What the task asks: Show only lines that include "never".
====== Exercise data
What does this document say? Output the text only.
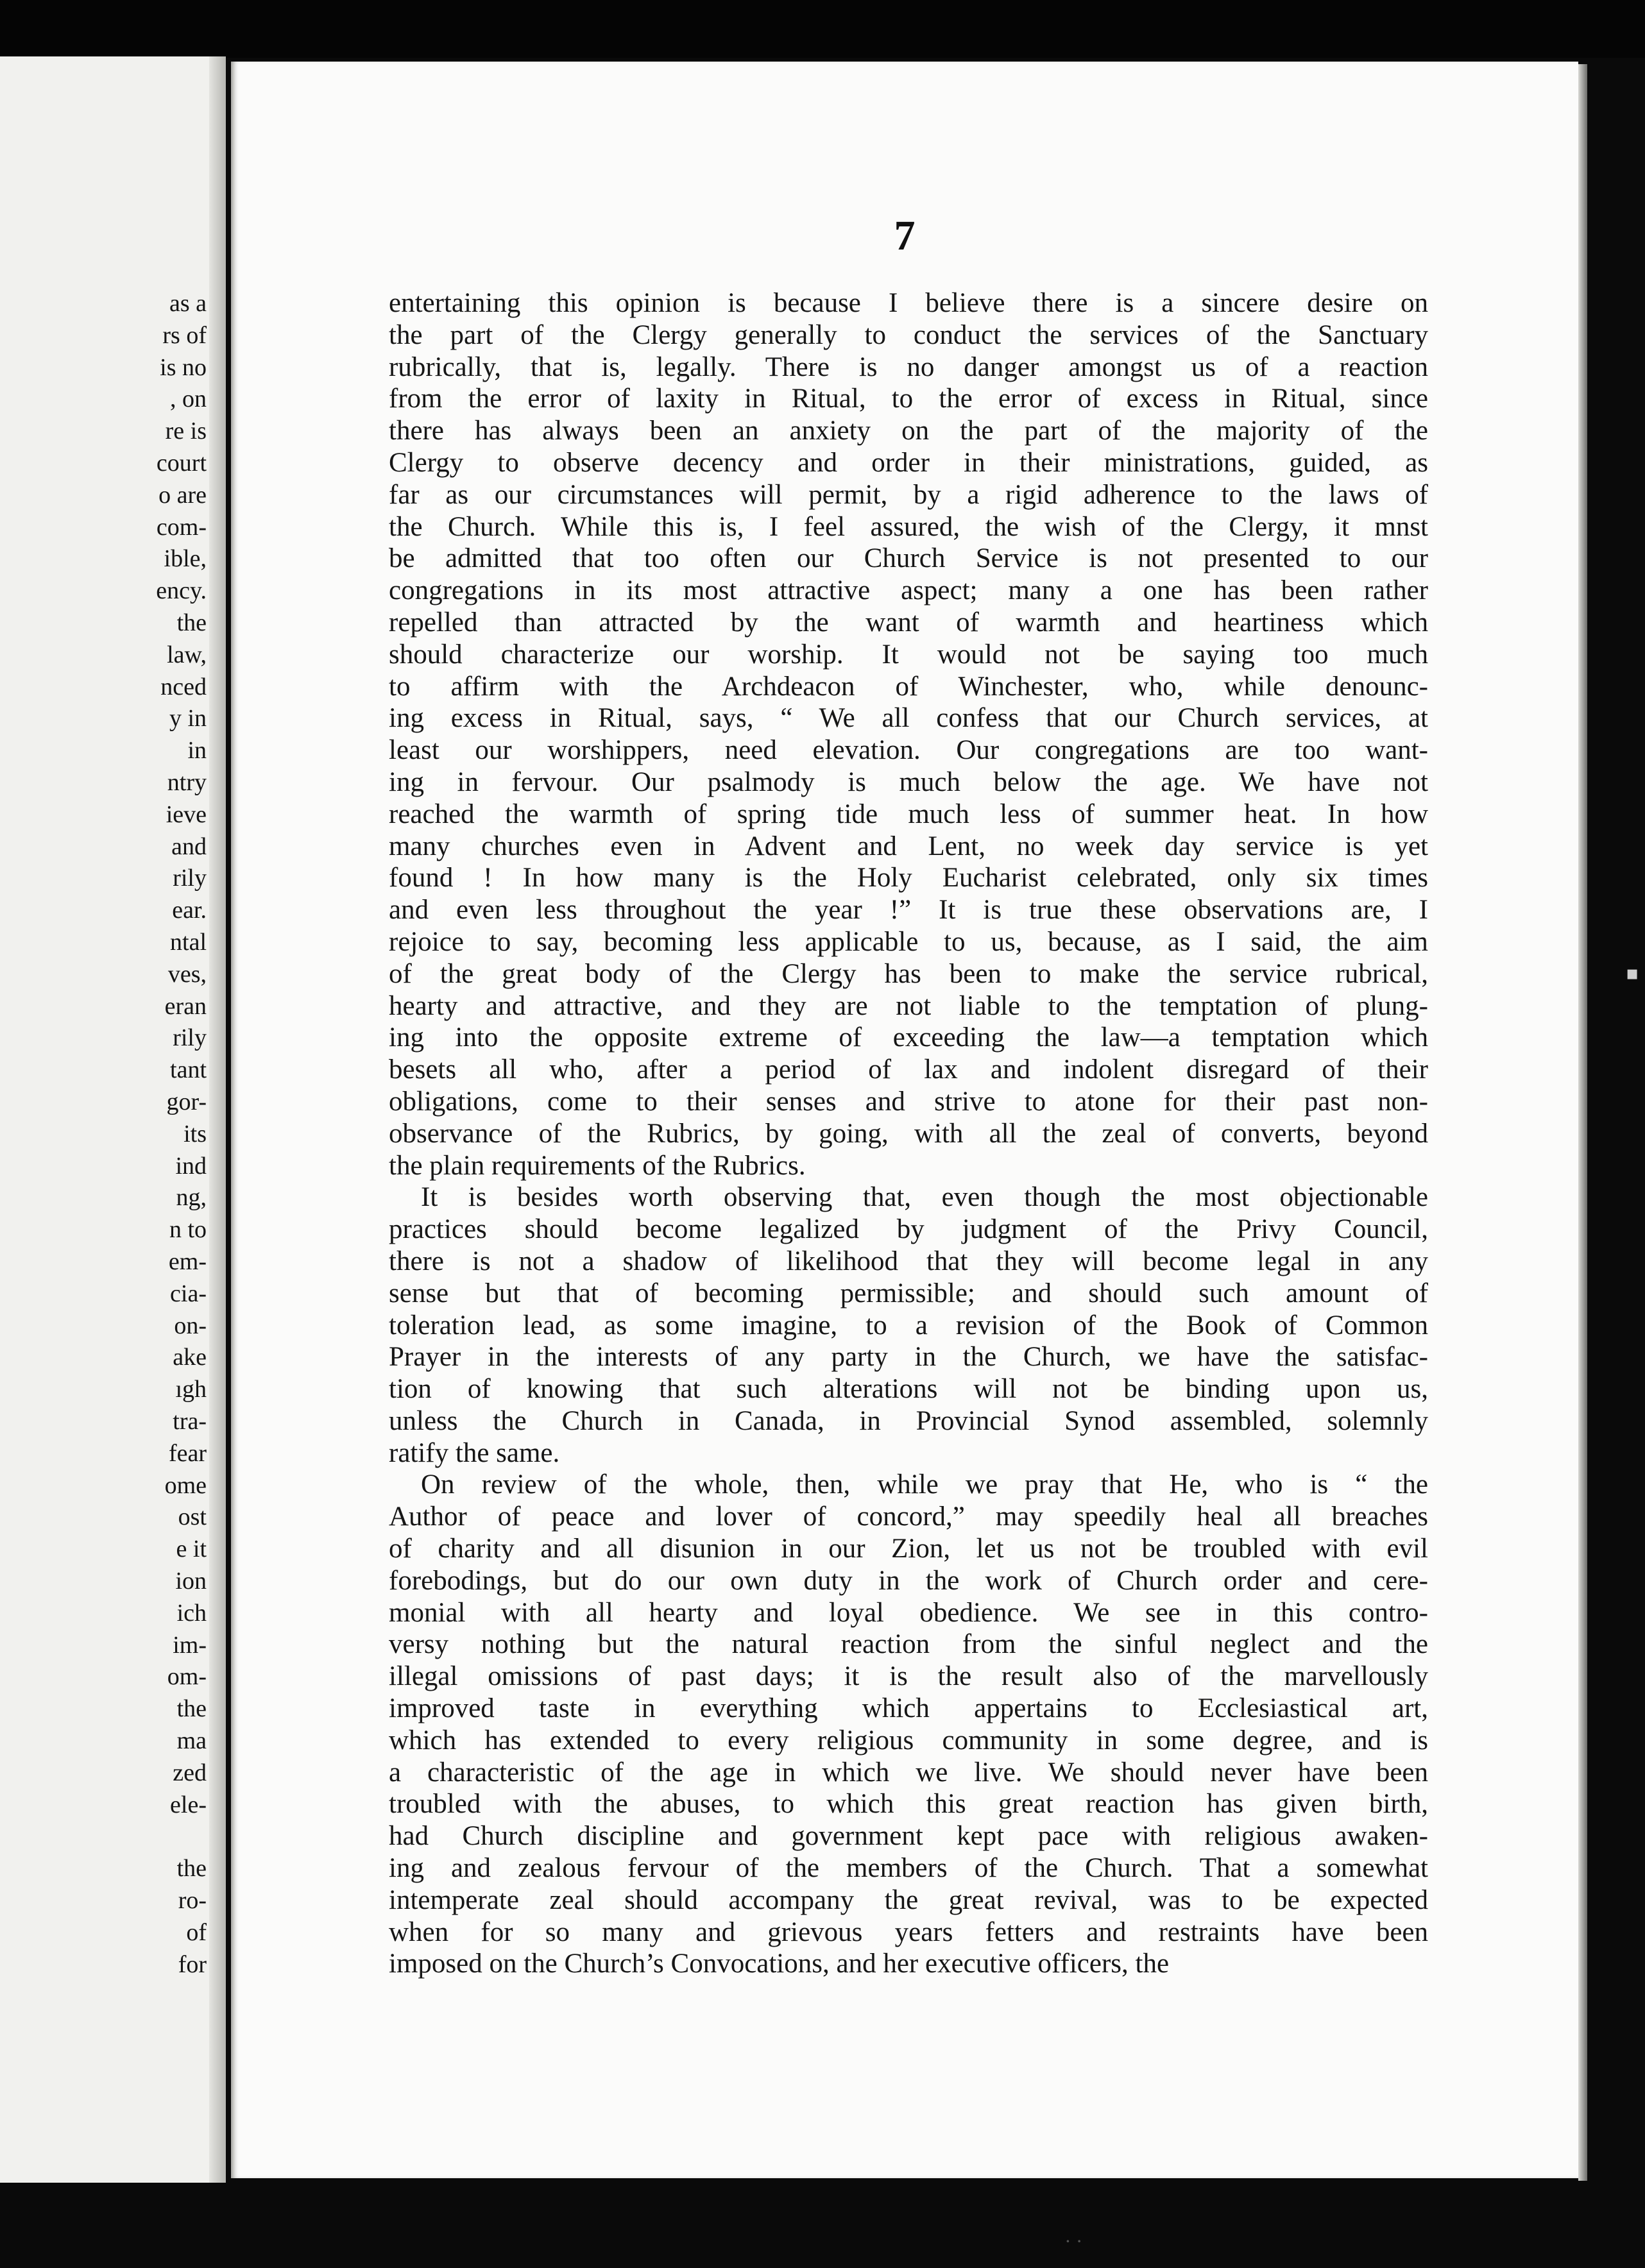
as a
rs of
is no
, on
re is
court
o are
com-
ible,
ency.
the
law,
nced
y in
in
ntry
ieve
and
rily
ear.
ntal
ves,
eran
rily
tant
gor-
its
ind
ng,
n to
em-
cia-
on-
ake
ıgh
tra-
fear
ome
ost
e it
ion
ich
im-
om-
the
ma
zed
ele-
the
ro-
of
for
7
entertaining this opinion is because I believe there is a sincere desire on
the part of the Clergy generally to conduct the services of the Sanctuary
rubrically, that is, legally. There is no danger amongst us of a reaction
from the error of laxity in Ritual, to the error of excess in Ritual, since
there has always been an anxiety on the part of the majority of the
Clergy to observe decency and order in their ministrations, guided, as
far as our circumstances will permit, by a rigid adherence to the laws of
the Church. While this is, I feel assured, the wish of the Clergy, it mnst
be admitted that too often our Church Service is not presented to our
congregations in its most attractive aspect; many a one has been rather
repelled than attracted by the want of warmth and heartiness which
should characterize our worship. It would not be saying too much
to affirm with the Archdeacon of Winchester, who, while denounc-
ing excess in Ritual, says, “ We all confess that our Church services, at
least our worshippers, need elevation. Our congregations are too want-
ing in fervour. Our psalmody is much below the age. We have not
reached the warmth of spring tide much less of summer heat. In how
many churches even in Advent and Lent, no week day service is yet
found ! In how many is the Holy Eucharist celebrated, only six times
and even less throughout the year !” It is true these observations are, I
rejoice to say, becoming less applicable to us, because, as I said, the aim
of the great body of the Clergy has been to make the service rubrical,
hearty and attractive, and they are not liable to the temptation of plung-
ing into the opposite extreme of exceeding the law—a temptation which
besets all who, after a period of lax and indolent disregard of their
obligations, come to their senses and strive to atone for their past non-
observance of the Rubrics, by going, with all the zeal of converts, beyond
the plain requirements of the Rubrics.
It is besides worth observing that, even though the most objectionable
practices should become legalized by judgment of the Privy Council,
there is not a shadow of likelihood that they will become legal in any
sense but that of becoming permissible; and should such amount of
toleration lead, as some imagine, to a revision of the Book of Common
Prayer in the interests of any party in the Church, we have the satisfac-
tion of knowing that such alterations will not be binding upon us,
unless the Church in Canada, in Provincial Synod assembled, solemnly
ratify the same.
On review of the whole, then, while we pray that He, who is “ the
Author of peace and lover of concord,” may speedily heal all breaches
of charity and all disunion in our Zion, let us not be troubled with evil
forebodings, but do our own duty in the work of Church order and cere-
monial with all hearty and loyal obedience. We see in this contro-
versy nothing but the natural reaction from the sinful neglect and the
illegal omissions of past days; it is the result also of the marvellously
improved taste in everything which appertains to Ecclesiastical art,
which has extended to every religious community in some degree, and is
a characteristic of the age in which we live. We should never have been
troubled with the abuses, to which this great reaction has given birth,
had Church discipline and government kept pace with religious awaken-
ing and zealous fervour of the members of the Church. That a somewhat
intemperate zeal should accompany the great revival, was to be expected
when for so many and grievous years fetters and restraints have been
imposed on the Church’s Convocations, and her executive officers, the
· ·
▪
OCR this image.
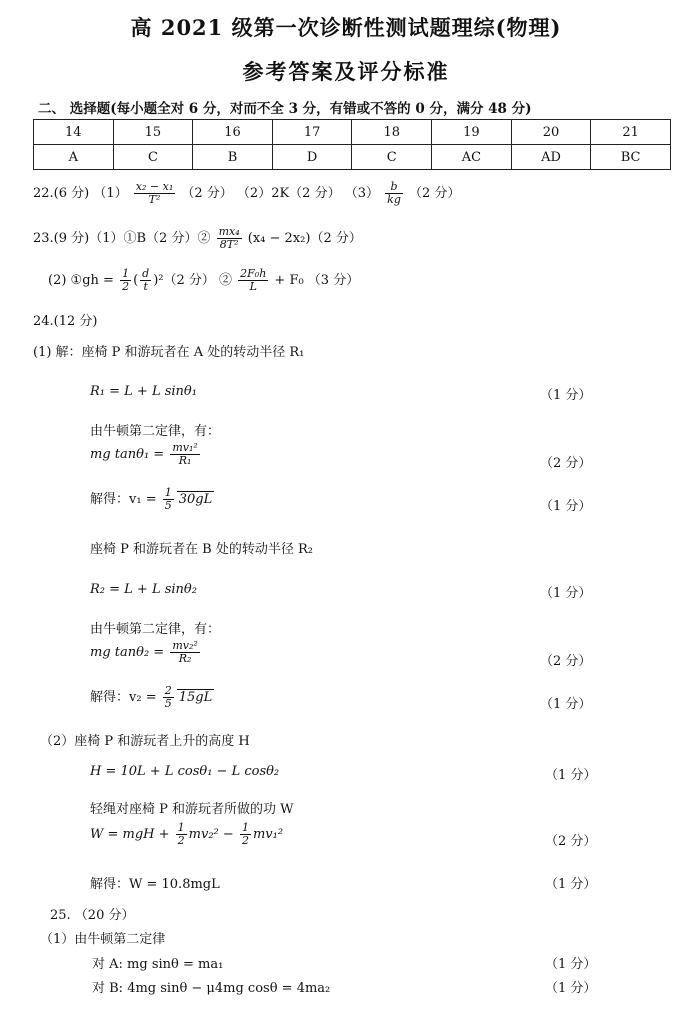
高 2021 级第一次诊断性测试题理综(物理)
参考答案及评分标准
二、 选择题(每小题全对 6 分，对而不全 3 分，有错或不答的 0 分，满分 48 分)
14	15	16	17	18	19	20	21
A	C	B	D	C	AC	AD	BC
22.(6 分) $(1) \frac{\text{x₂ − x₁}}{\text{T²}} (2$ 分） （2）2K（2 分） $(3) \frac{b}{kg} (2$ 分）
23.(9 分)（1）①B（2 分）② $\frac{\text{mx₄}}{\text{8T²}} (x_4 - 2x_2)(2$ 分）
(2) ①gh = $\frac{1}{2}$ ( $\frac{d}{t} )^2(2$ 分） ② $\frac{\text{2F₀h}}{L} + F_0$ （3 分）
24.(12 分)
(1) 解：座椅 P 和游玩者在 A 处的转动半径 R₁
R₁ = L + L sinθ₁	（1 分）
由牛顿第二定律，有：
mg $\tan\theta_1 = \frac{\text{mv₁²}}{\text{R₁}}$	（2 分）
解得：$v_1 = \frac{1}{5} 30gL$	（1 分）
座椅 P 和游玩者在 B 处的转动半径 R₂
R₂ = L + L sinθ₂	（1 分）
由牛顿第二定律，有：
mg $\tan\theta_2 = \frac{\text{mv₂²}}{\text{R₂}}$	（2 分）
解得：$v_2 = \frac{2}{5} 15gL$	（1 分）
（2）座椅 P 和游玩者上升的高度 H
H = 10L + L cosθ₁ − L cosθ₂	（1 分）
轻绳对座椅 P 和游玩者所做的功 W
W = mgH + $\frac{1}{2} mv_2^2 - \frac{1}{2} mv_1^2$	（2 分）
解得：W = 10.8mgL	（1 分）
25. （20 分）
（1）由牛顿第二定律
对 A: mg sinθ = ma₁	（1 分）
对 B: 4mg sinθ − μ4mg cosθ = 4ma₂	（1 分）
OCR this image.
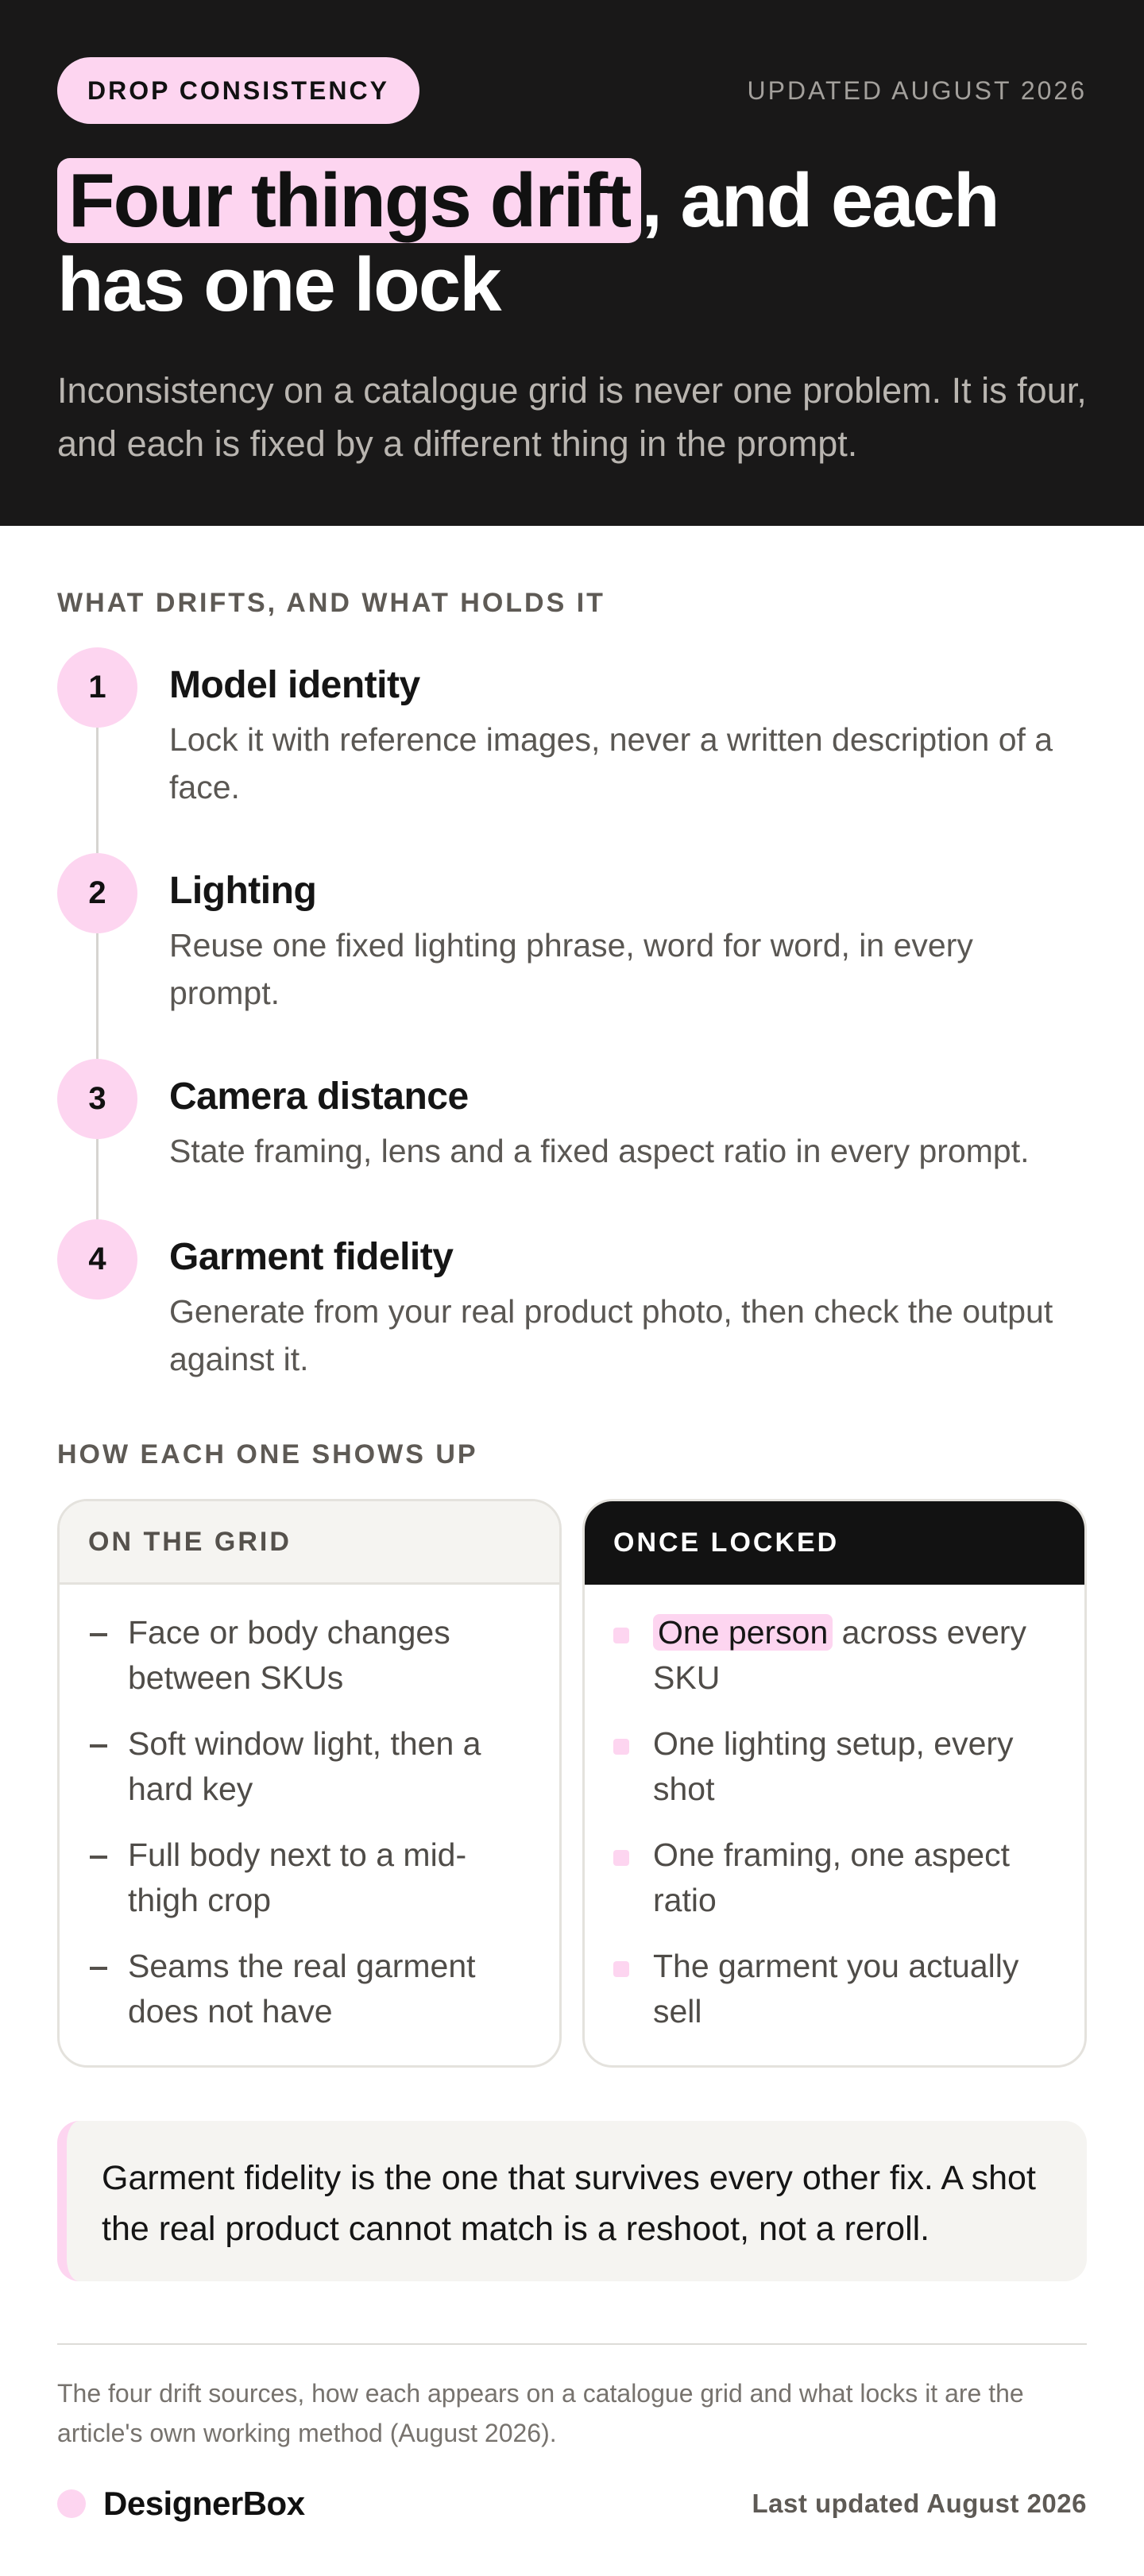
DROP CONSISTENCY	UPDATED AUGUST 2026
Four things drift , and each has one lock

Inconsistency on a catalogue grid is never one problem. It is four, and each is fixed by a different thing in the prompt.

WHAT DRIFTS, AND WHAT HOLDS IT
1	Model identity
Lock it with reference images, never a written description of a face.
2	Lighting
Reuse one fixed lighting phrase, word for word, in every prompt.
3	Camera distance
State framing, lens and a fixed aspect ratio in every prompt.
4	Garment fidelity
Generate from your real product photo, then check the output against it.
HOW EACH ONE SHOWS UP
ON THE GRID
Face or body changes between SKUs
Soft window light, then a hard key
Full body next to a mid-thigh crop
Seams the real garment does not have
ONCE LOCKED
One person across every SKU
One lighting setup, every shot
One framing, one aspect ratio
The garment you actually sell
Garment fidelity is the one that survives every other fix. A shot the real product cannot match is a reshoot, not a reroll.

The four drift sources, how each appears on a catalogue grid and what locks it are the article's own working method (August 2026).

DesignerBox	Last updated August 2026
============
Task solution:
a characteristic of the age in which we live. We should never have been
Inconsistency on a catalogue grid is never one problem. It is four, and each is fixed by a different thing in the prompt.
Lock it with reference images, never a written description of a face.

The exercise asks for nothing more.